# Problem details
Search the listing for "title" and copy every line where it appears.
===== Source material
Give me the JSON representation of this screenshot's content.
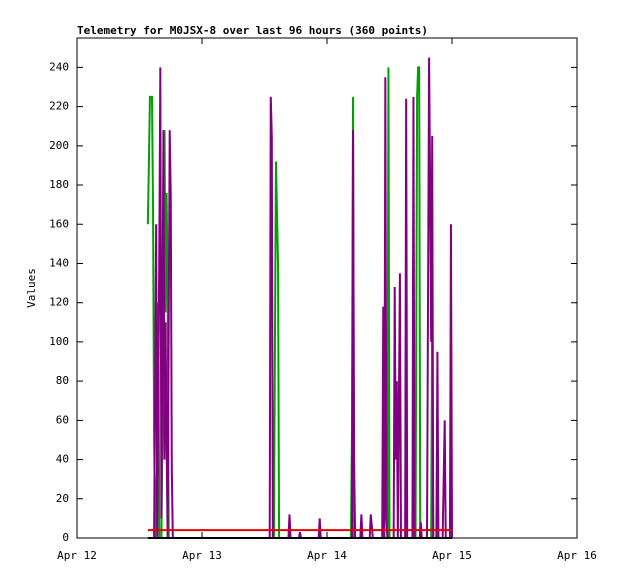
{
  "chart_data": {
    "type": "line",
    "title": "Telemetry for M0JSX-8 over last 96 hours (360 points)",
    "y_label": "Values",
    "xlim": [
      0,
      96
    ],
    "xticks": [
      {
        "value": 0,
        "label": "Apr 12"
      },
      {
        "value": 24,
        "label": "Apr 13"
      },
      {
        "value": 48,
        "label": "Apr 14"
      },
      {
        "value": 72,
        "label": "Apr 15"
      },
      {
        "value": 96,
        "label": "Apr 16"
      }
    ],
    "ylim": [
      0,
      255
    ],
    "yticks": [
      0,
      20,
      40,
      60,
      80,
      100,
      120,
      140,
      160,
      180,
      200,
      220,
      240
    ],
    "series": [
      {
        "color": "#00a000",
        "x": [
          13.6,
          13.8,
          14.0,
          14.4,
          14.6,
          14.8,
          15.0,
          15.4,
          15.6,
          15.8,
          16.2,
          16.6,
          16.8,
          17.0,
          17.2,
          17.4,
          17.6,
          18.0,
          19.0,
          37.8,
          38.2,
          38.6,
          38.8,
          52.6,
          52.8,
          53.0,
          53.2,
          59.6,
          59.8,
          60.0,
          65.0,
          65.3,
          65.5,
          65.7,
          65.9,
          68.0,
          68.2,
          68.4,
          72.0
        ],
        "values": [
          160,
          190,
          225,
          225,
          168,
          55,
          0,
          40,
          120,
          0,
          0,
          100,
          208,
          115,
          176,
          130,
          0,
          0,
          0,
          0,
          192,
          140,
          0,
          0,
          55,
          225,
          0,
          0,
          240,
          0,
          0,
          225,
          240,
          240,
          0,
          0,
          120,
          0,
          0
        ]
      },
      {
        "color": "#800080",
        "x": [
          14.8,
          15.2,
          15.4,
          15.8,
          16.0,
          16.2,
          16.6,
          16.8,
          17.0,
          17.2,
          17.4,
          17.8,
          18.0,
          18.2,
          18.4,
          37.0,
          37.2,
          37.4,
          37.6,
          40.6,
          40.8,
          41.0,
          42.6,
          42.8,
          43.0,
          46.4,
          46.6,
          46.8,
          52.8,
          53.0,
          53.2,
          53.4,
          54.4,
          54.6,
          54.8,
          56.2,
          56.4,
          56.8,
          58.6,
          58.8,
          59.0,
          59.2,
          59.4,
          59.6,
          60.8,
          61.0,
          61.2,
          61.4,
          61.6,
          62.0,
          62.2,
          63.0,
          63.2,
          63.4,
          64.4,
          64.6,
          64.8,
          65.8,
          66.0,
          66.2,
          67.2,
          67.6,
          67.8,
          68.0,
          68.2,
          68.4,
          69.0,
          69.2,
          69.4,
          70.2,
          70.6,
          70.8,
          71.6,
          71.8,
          72.0
        ],
        "values": [
          0,
          160,
          0,
          145,
          240,
          10,
          208,
          40,
          110,
          50,
          0,
          208,
          175,
          35,
          0,
          0,
          225,
          205,
          0,
          0,
          12,
          0,
          0,
          3,
          0,
          0,
          10,
          0,
          0,
          208,
          40,
          0,
          0,
          12,
          0,
          0,
          12,
          0,
          0,
          118,
          0,
          235,
          10,
          0,
          0,
          128,
          40,
          80,
          0,
          135,
          0,
          0,
          224,
          0,
          0,
          225,
          0,
          0,
          8,
          0,
          0,
          245,
          180,
          100,
          205,
          0,
          0,
          95,
          0,
          0,
          60,
          0,
          0,
          160,
          0
        ]
      },
      {
        "color": "#e00000",
        "x": [
          13.6,
          72.0
        ],
        "values": [
          4,
          4
        ]
      },
      {
        "color": "#000000",
        "x": [
          13.6,
          72.0
        ],
        "values": [
          0,
          0
        ]
      }
    ]
  }
}
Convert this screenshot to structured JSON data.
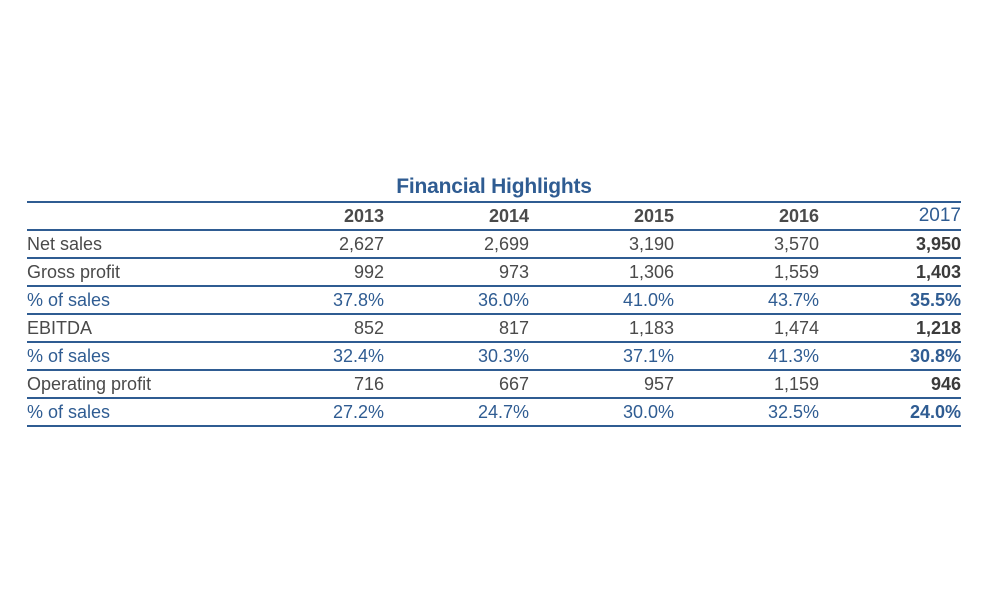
{
  "chart_data": {
    "type": "table",
    "title": "Financial Highlights",
    "columns": [
      "2013",
      "2014",
      "2015",
      "2016",
      "2017"
    ],
    "highlight_column": "2017",
    "rows": [
      {
        "label": "Net sales",
        "kind": "value",
        "values": [
          "2,627",
          "2,699",
          "3,190",
          "3,570",
          "3,950"
        ]
      },
      {
        "label": "Gross profit",
        "kind": "value",
        "values": [
          "992",
          "973",
          "1,306",
          "1,559",
          "1,403"
        ]
      },
      {
        "label": "% of sales",
        "kind": "percent",
        "values": [
          "37.8%",
          "36.0%",
          "41.0%",
          "43.7%",
          "35.5%"
        ]
      },
      {
        "label": "EBITDA",
        "kind": "value",
        "values": [
          "852",
          "817",
          "1,183",
          "1,474",
          "1,218"
        ]
      },
      {
        "label": "% of sales",
        "kind": "percent",
        "values": [
          "32.4%",
          "30.3%",
          "37.1%",
          "41.3%",
          "30.8%"
        ]
      },
      {
        "label": "Operating profit",
        "kind": "value",
        "values": [
          "716",
          "667",
          "957",
          "1,159",
          "946"
        ]
      },
      {
        "label": "% of sales",
        "kind": "percent",
        "values": [
          "27.2%",
          "24.7%",
          "30.0%",
          "32.5%",
          "24.0%"
        ]
      }
    ]
  },
  "colors": {
    "accent": "#2f5c92",
    "text": "#4a4a4a"
  }
}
==========
# Written response
    "title": "Telemetry for M0JSX-8 over last 96 hours (360 points)",
    "title": "Financial Highlights",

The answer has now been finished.